Reproduce every entry exactly as shown.

Stored data entries:
** BEGIN **

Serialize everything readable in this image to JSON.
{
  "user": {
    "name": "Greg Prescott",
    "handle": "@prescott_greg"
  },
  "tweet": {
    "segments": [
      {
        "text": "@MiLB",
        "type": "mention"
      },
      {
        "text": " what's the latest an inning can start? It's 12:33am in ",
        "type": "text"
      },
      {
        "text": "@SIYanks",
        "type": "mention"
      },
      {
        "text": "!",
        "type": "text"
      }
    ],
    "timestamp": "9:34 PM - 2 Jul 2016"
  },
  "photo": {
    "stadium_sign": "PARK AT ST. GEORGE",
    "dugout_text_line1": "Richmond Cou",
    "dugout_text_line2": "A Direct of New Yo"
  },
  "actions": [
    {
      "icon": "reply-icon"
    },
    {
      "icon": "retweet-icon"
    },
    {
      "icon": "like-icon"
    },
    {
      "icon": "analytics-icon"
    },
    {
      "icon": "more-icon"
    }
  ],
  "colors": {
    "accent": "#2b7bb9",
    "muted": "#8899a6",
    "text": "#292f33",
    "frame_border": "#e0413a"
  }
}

** END **

### [TASK ANSWER]
Serialize everything readable in this image to JSON.
{
  "user": {
    "name": "Greg Prescott",
    "handle": "@prescott_greg"
  },
  "tweet": {
    "segments": [
      {
        "text": "@MiLB",
        "type": "mention"
      },
      {
        "text": " what's the latest an inning can start? It's 12:33am in ",
        "type": "text"
      },
      {
        "text": "@SIYanks",
        "type": "mention"
      },
      {
        "text": "!",
        "type": "text"
      }
    ],
    "timestamp": "9:34 PM - 2 Jul 2016"
  },
  "photo": {
    "stadium_sign": "PARK AT ST. GEORGE",
    "dugout_text_line1": "Richmond Cou",
    "dugout_text_line2": "A Direct of New Yo"
  },
  "actions": [
    {
      "icon": "reply-icon"
    },
    {
      "icon": "retweet-icon"
    },
    {
      "icon": "like-icon"
    },
    {
      "icon": "analytics-icon"
    },
    {
      "icon": "more-icon"
    }
  ],
  "colors": {
    "accent": "#2b7bb9",
    "muted": "#8899a6",
    "text": "#292f33",
    "frame_border": "#e0413a"
  }
}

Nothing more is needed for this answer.